Exercise: Extract the records in full, leaving every picture out.

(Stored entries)
——
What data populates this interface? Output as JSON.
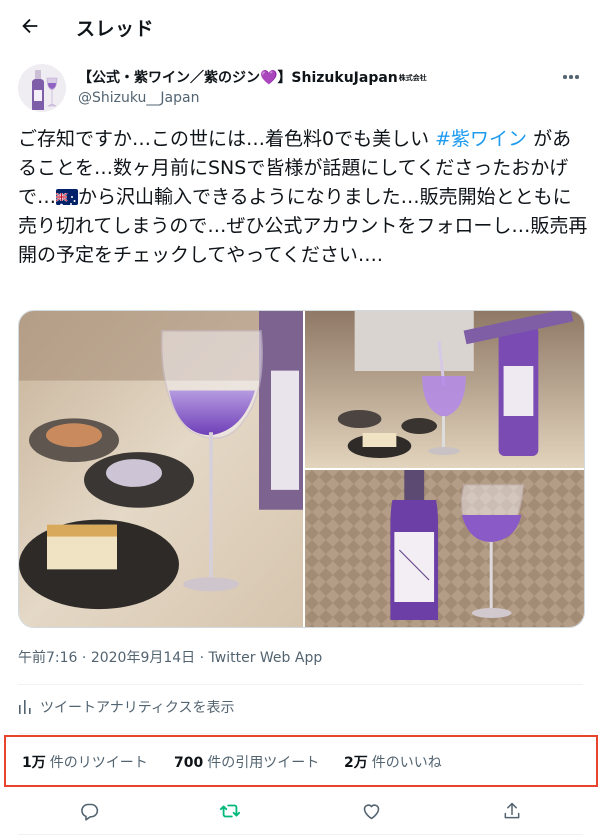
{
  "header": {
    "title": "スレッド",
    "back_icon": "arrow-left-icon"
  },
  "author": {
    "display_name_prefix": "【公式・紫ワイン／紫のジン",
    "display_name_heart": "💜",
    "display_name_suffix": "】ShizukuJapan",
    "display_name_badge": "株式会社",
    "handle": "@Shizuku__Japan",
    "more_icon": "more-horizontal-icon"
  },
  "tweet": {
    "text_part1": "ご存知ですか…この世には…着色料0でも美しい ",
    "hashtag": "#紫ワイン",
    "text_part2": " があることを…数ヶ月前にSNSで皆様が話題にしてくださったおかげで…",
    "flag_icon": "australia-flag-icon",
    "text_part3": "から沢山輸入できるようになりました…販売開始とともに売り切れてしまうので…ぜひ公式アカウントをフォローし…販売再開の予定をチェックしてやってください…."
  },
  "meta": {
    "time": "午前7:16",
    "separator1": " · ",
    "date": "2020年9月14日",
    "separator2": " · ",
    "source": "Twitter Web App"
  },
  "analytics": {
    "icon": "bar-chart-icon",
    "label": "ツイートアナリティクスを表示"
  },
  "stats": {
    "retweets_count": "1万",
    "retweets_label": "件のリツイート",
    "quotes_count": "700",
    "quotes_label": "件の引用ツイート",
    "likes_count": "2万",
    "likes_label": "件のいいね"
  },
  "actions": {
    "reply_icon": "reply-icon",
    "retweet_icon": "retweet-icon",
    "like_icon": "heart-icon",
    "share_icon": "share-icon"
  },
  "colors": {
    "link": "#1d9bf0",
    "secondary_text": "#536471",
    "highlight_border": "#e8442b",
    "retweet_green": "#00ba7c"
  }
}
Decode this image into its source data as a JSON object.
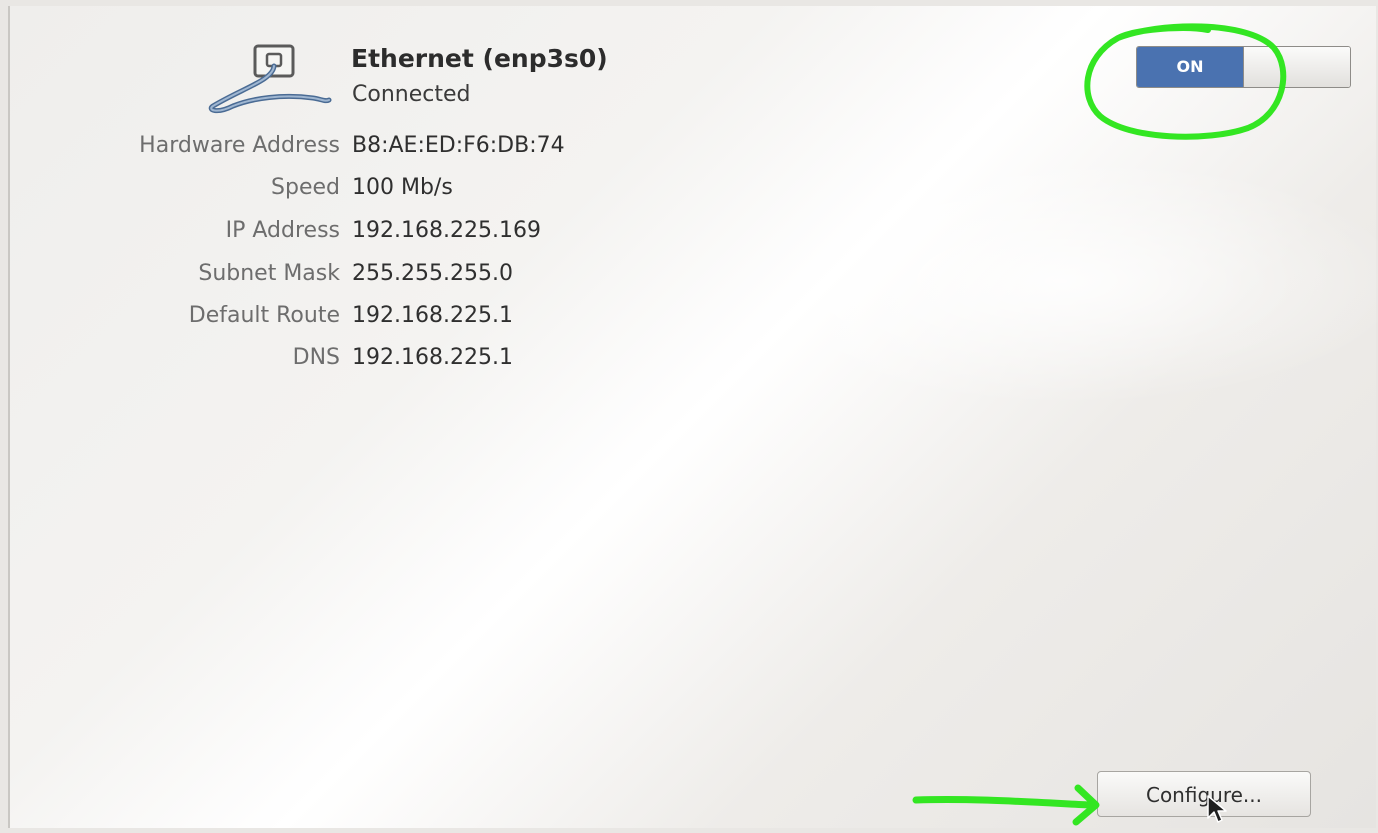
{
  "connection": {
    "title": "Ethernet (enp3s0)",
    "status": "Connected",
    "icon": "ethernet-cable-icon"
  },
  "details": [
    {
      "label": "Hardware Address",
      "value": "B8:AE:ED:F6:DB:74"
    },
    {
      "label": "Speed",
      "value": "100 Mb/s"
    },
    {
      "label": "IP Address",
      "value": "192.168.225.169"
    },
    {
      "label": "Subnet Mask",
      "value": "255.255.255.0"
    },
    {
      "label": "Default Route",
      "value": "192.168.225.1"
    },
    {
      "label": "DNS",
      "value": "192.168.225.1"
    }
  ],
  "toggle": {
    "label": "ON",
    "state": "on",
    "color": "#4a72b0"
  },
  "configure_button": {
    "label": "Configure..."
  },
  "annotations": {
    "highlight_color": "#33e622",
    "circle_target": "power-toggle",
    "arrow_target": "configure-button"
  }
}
——
Exercise response:
What data populates this interface? Output as JSON.
{
  "header": {
    "title": "スレッド",
    "back_icon": "arrow-left-icon"
  },
  "author": {
    "display_name_prefix": "【公式・紫ワイン／紫のジン",
    "display_name_heart": "💜",
    "display_name_suffix": "】ShizukuJapan",
    "display_name_badge": "株式会社",
    "handle": "@Shizuku__Japan",
    "more_icon": "more-horizontal-icon"
  },
  "tweet": {
    "text_part1": "ご存知ですか…この世には…着色料0でも美しい ",
    "hashtag": "#紫ワイン",
    "text_part2": " があることを…数ヶ月前にSNSで皆様が話題にしてくださったおかげで…",
    "flag_icon": "australia-flag-icon",
    "text_part3": "から沢山輸入できるようになりました…販売開始とともに売り切れてしまうので…ぜひ公式アカウントをフォローし…販売再開の予定をチェックしてやってください…."
  },
  "meta": {
    "time": "午前7:16",
    "separator1": " · ",
    "date": "2020年9月14日",
    "separator2": " · ",
    "source": "Twitter Web App"
  },
  "analytics": {
    "icon": "bar-chart-icon",
    "label": "ツイートアナリティクスを表示"
  },
  "stats": {
    "retweets_count": "1万",
    "retweets_label": "件のリツイート",
    "quotes_count": "700",
    "quotes_label": "件の引用ツイート",
    "likes_count": "2万",
    "likes_label": "件のいいね"
  },
  "actions": {
    "reply_icon": "reply-icon",
    "retweet_icon": "retweet-icon",
    "like_icon": "heart-icon",
    "share_icon": "share-icon"
  },
  "colors": {
    "link": "#1d9bf0",
    "secondary_text": "#536471",
    "highlight_border": "#e8442b",
    "retweet_green": "#00ba7c"
  }
}
Decode this image into its source data as a JSON object.
{
  "connection": {
    "title": "Ethernet (enp3s0)",
    "status": "Connected",
    "icon": "ethernet-cable-icon"
  },
  "details": [
    {
      "label": "Hardware Address",
      "value": "B8:AE:ED:F6:DB:74"
    },
    {
      "label": "Speed",
      "value": "100 Mb/s"
    },
    {
      "label": "IP Address",
      "value": "192.168.225.169"
    },
    {
      "label": "Subnet Mask",
      "value": "255.255.255.0"
    },
    {
      "label": "Default Route",
      "value": "192.168.225.1"
    },
    {
      "label": "DNS",
      "value": "192.168.225.1"
    }
  ],
  "toggle": {
    "label": "ON",
    "state": "on",
    "color": "#4a72b0"
  },
  "configure_button": {
    "label": "Configure..."
  },
  "annotations": {
    "highlight_color": "#33e622",
    "circle_target": "power-toggle",
    "arrow_target": "configure-button"
  }
}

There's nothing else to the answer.